- [SHORT PROBLEM] Only lines holding the string "Olives" are wanted; copy each one from the material.

========================================

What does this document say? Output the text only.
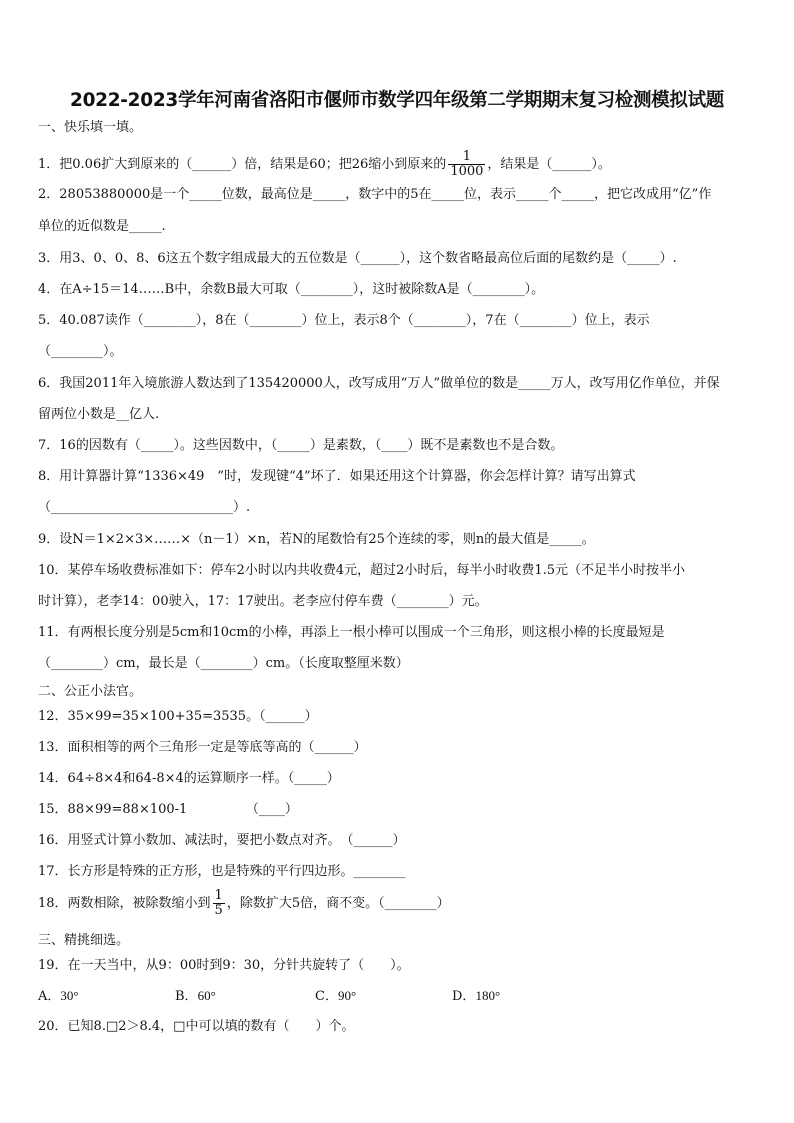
2022-2023学年河南省洛阳市偃师市数学四年级第二学期期末复习检测模拟试题
一、快乐填一填。
1．把0.06扩大到原来的（______）倍，结果是60；把26缩小到原来的 $\frac{1}{1000}$ ，结果是（______）。
2．28053880000是一个_____位数，最高位是_____，数字中的5在_____位，表示_____个_____，把它改成用“亿”作
单位的近似数是_____.
3．用3、0、0、8、6这五个数字组成最大的五位数是（______），这个数省略最高位后面的尾数约是（_____）.
4．在A÷15＝14……B中，余数B最大可取（________），这时被除数A是（________）。
5．40.087读作（________），8在（________）位上，表示8个（________），7在（________）位上，表示
（________）。
6．我国2011年入境旅游人数达到了135420000人，改写成用“万人”做单位的数是_____万人，改写用亿作单位，并保
留两位小数是__亿人.
7．16的因数有（_____）。这些因数中，（_____）是素数，（____）既不是素数也不是合数。
8．用计算器计算“1336×49　”时，发现键“4”坏了．如果还用这个计算器，你会怎样计算？请写出算式
（____________________________）.
9．设N＝1×2×3×……×（n－1）×n，若N的尾数恰有25个连续的零，则n的最大值是_____。
10．某停车场收费标准如下：停车2小时以内共收费4元，超过2小时后，每半小时收费1.5元（不足半小时按半小
时计算），老李14：00驶入，17：17驶出。老李应付停车费（________）元。
11．有两根长度分别是5cm和10cm的小棒，再添上一根小棒可以围成一个三角形，则这根小棒的长度最短是
（________）cm，最长是（________）cm。（长度取整厘米数）
二、公正小法官。
12．35×99=35×100+35=3535。（______）
13．面积相等的两个三角形一定是等底等高的（______）
14．64÷8×4和64-8×4的运算顺序一样。（_____）
15．88×99=88×100-1　　　　　（____）
16．用竖式计算小数加、减法时，要把小数点对齐。　（______）
17．长方形是特殊的正方形，也是特殊的平行四边形。________
18．两数相除，被除数缩小到 $\frac{1}{5}$ ，除数扩大5倍，商不变。（________）
三、精挑细选。
19．在一天当中，从9：00时到9：30，分针共旋转了（　　）。
A．30°	B．60°	C．90°	D．180°
20．已知8.□2＞8.4，□中可以填的数有（　　）个。
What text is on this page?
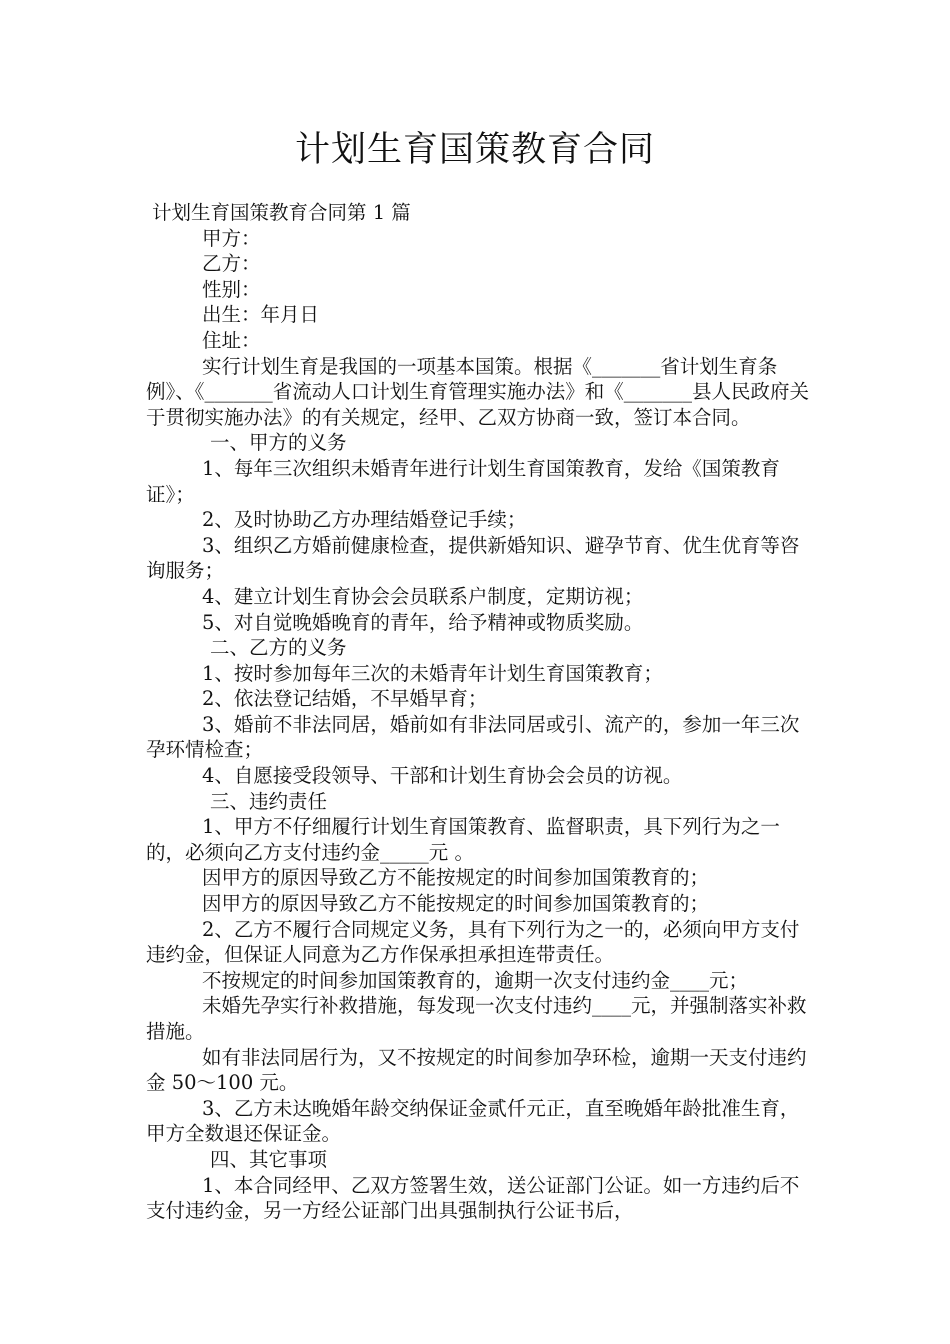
计划生育国策教育合同

计划生育国策教育合同第 1 篇

甲方：

乙方：

性别：

出生：年月日

住址：

实行计划生育是我国的一项基本国策。根据《_______省计划生育条例》、《_______省流动人口计划生育管理实施办法》和《_______县人民政府关于贯彻实施办法》的有关规定，经甲、乙双方协商一致，签订本合同。

一、甲方的义务

1、每年三次组织未婚青年进行计划生育国策教育，发给《国策教育证》；

2、及时协助乙方办理结婚登记手续；

3、组织乙方婚前健康检查，提供新婚知识、避孕节育、优生优育等咨询服务；

4、建立计划生育协会会员联系户制度，定期访视；

5、对自觉晚婚晚育的青年，给予精神或物质奖励。

二、乙方的义务

1、按时参加每年三次的未婚青年计划生育国策教育；

2、依法登记结婚，不早婚早育；

3、婚前不非法同居，婚前如有非法同居或引、流产的，参加一年三次孕环情检查；

4、自愿接受段领导、干部和计划生育协会会员的访视。

三、违约责任

1、甲方不仔细履行计划生育国策教育、监督职责，具下列行为之一的，必须向乙方支付违约金_____元 。

因甲方的原因导致乙方不能按规定的时间参加国策教育的；

因甲方的原因导致乙方不能按规定的时间参加国策教育的；

2、乙方不履行合同规定义务，具有下列行为之一的，必须向甲方支付违约金，但保证人同意为乙方作保承担承担连带责任。

不按规定的时间参加国策教育的，逾期一次支付违约金____元；

未婚先孕实行补救措施，每发现一次支付违约____元，并强制落实补救措施。

如有非法同居行为，又不按规定的时间参加孕环检，逾期一天支付违约金 50～100 元。

3、乙方未达晚婚年龄交纳保证金贰仟元正，直至晚婚年龄批准生育，甲方全数退还保证金。

四、其它事项

1、本合同经甲、乙双方签署生效，送公证部门公证。如一方违约后不支付违约金，另一方经公证部门出具强制执行公证书后，
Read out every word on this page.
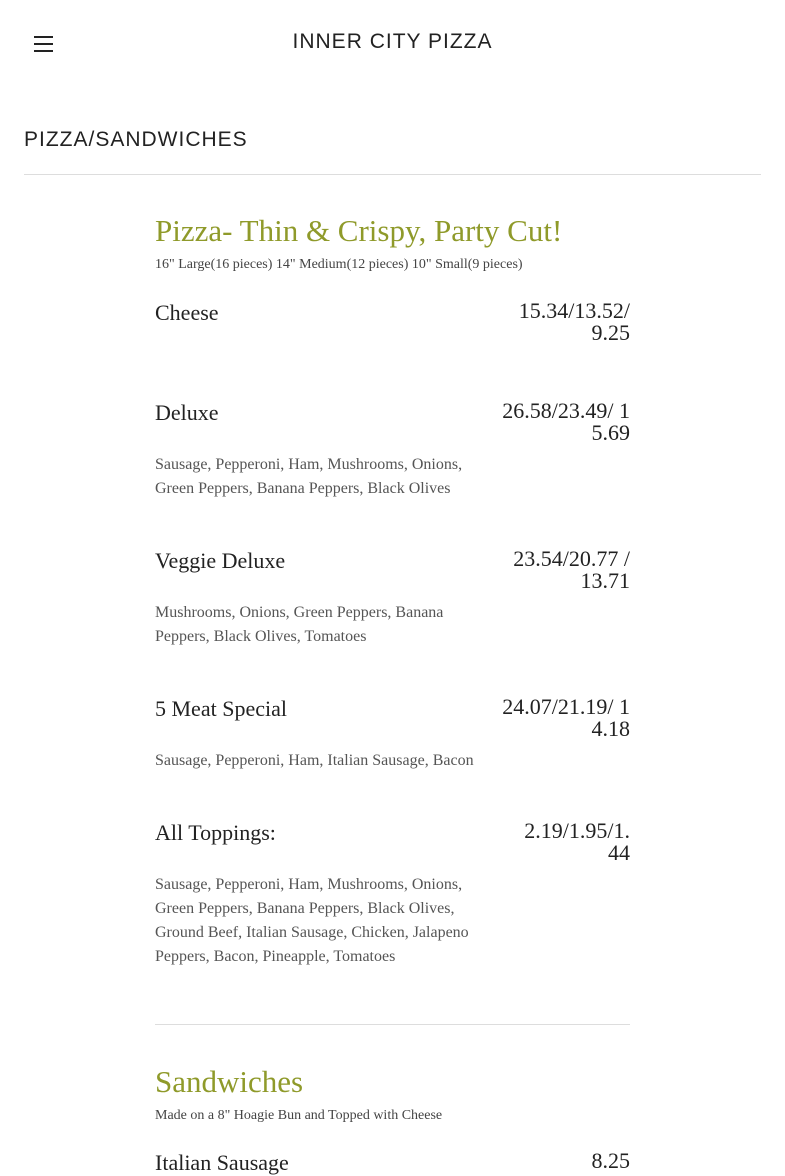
INNER CITY PIZZA
PIZZA/SANDWICHES
Pizza- Thin & Crispy, Party Cut!
16" Large(16 pieces) 14" Medium(12 pieces) 10" Small(9 pieces)
Cheese	15.34/13.52/ 9.25
Deluxe	26.58/23.49/ 15.69
Sausage, Pepperoni, Ham, Mushrooms, Onions, Green Peppers, Banana Peppers, Black Olives
Veggie Deluxe	23.54/20.77 / 13.71
Mushrooms, Onions, Green Peppers, Banana Peppers, Black Olives, Tomatoes
5 Meat Special	24.07/21.19/ 14.18
Sausage, Pepperoni, Ham, Italian Sausage, Bacon
All Toppings:	2.19/1.95/1.44
Sausage, Pepperoni, Ham, Mushrooms, Onions, Green Peppers, Banana Peppers, Black Olives, Ground Beef, Italian Sausage, Chicken, Jalapeno Peppers, Bacon, Pineapple, Tomatoes
Sandwiches
Made on a 8" Hoagie Bun and Topped with Cheese
Italian Sausage	8.25
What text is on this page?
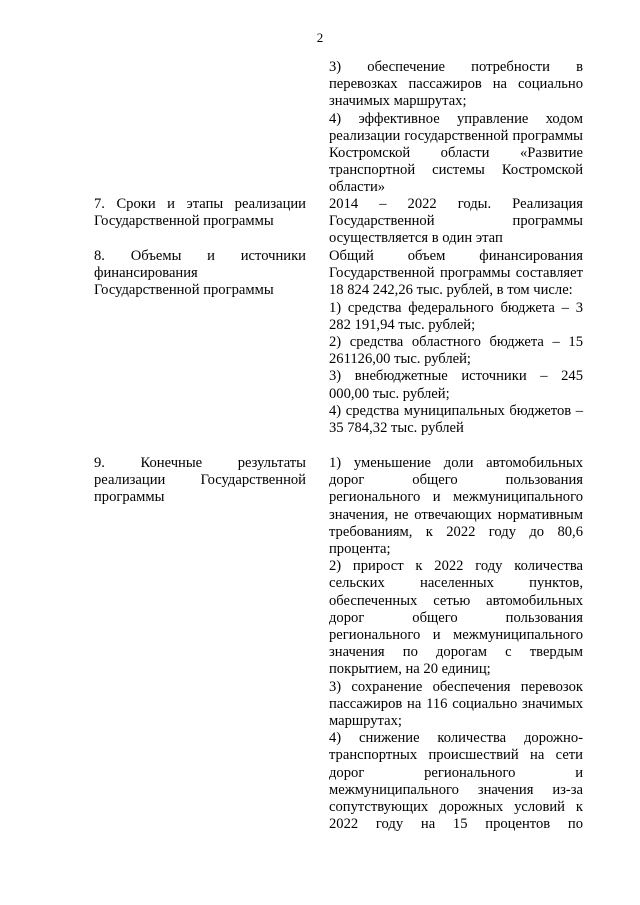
2

3) обеспечение потребности в перевозках пассажиров на социально значимых маршрутах;

4) эффективное управление ходом реализации государственной программы Костромской области «Развитие транспортной системы Костромской области»

7. Сроки и этапы реализации Государственной программы

2014 – 2022 годы. Реализация Государственной программы осуществляется в один этап

8. Объемы и источники финансирования Государственной программы

Общий объем финансирования Государственной программы составляет 18 824 242,26 тыс. рублей, в том числе:

1) средства федерального бюджета – 3 282 191,94 тыс. рублей;

2) средства областного бюджета – 15 261126,00 тыс. рублей;

3) внебюджетные источники – 245 000,00 тыс. рублей;

4) средства муниципальных бюджетов – 35 784,32 тыс. рублей

9. Конечные результаты реализации Государственной программы

1) уменьшение доли автомобильных дорог общего пользования регионального и межмуниципального значения, не отвечающих нормативным требованиям, к 2022 году до 80,6 процента;

2) прирост к 2022 году количества сельских населенных пунктов, обеспеченных сетью автомобильных дорог общего пользования регионального и межмуниципального значения по дорогам с твердым покрытием, на 20 единиц;

3) сохранение обеспечения перевозок пассажиров на 116 социально значимых маршрутах;

4) снижение количества дорожно-транспортных происшествий на сети дорог регионального и межмуниципального значения из-за сопутствующих дорожных условий к 2022 году на 15 процентов по
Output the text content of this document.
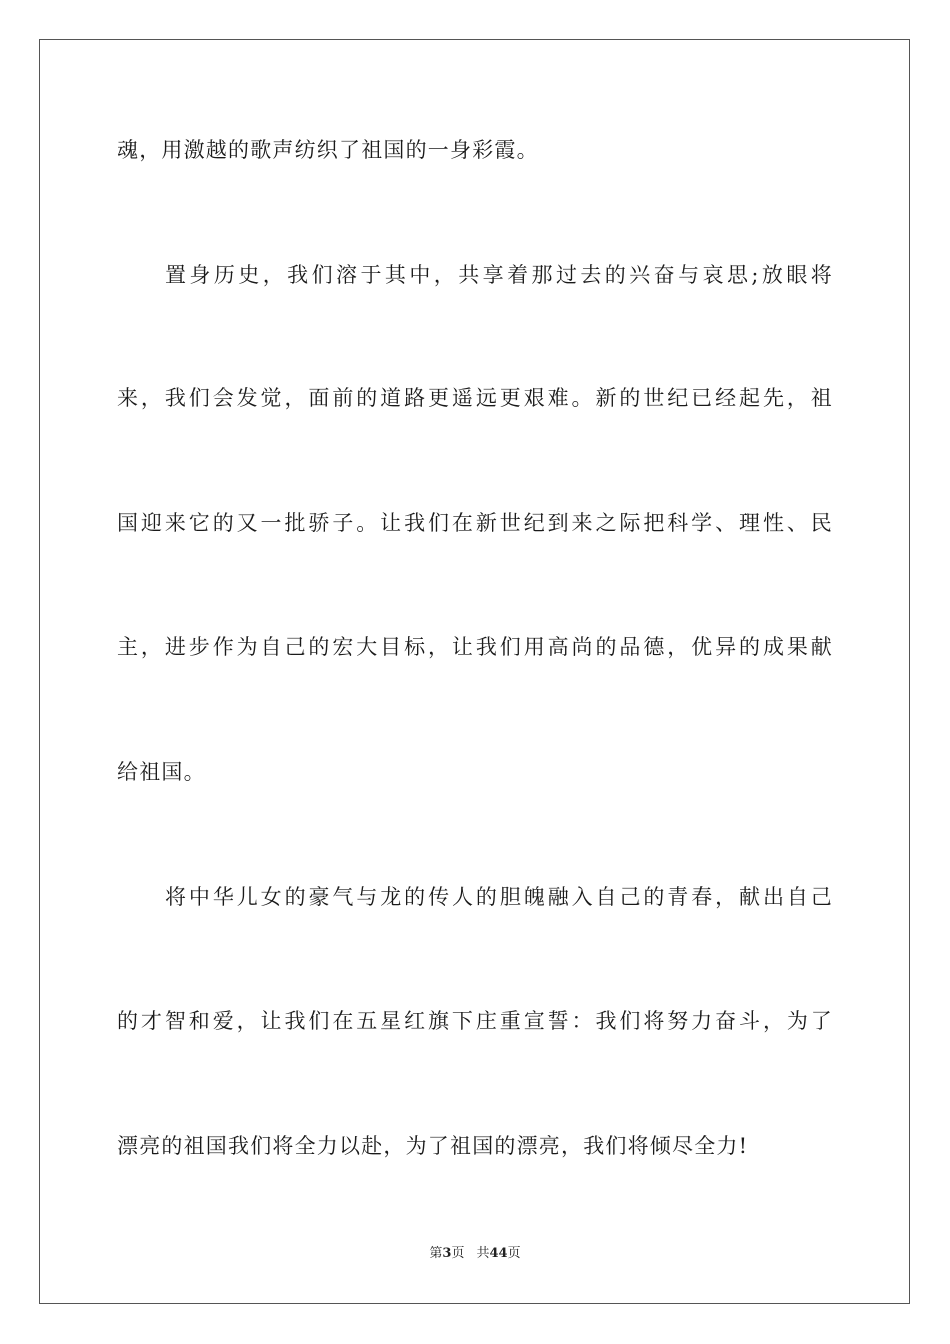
魂，用激越的歌声纺织了祖国的一身彩霞。
置身历史，我们溶于其中，共享着那过去的兴奋与哀思;放眼将
来，我们会发觉，面前的道路更遥远更艰难。新的世纪已经起先，祖
国迎来它的又一批骄子。让我们在新世纪到来之际把科学、理性、民
主，进步作为自己的宏大目标，让我们用高尚的品德，优异的成果献
给祖国。
将中华儿女的豪气与龙的传人的胆魄融入自己的青春，献出自己
的才智和爱，让我们在五星红旗下庄重宣誓：我们将努力奋斗，为了
漂亮的祖国我们将全力以赴，为了祖国的漂亮，我们将倾尽全力!
第3页 共44页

========================================

- [SOLVED PROBLEM]
Sausage, Pepperoni, Ham, Mushrooms, Onions, Green Peppers, Banana Peppers, Black Olives
Mushrooms, Onions, Green Peppers, Banana Peppers, Black Olives, Tomatoes
Sausage, Pepperoni, Ham, Mushrooms, Onions, Green Peppers, Banana Peppers, Black Olives, Ground Beef, Italian Sausage, Chicken, Jalapeno Peppers, Bacon, Pineapple, Tomatoes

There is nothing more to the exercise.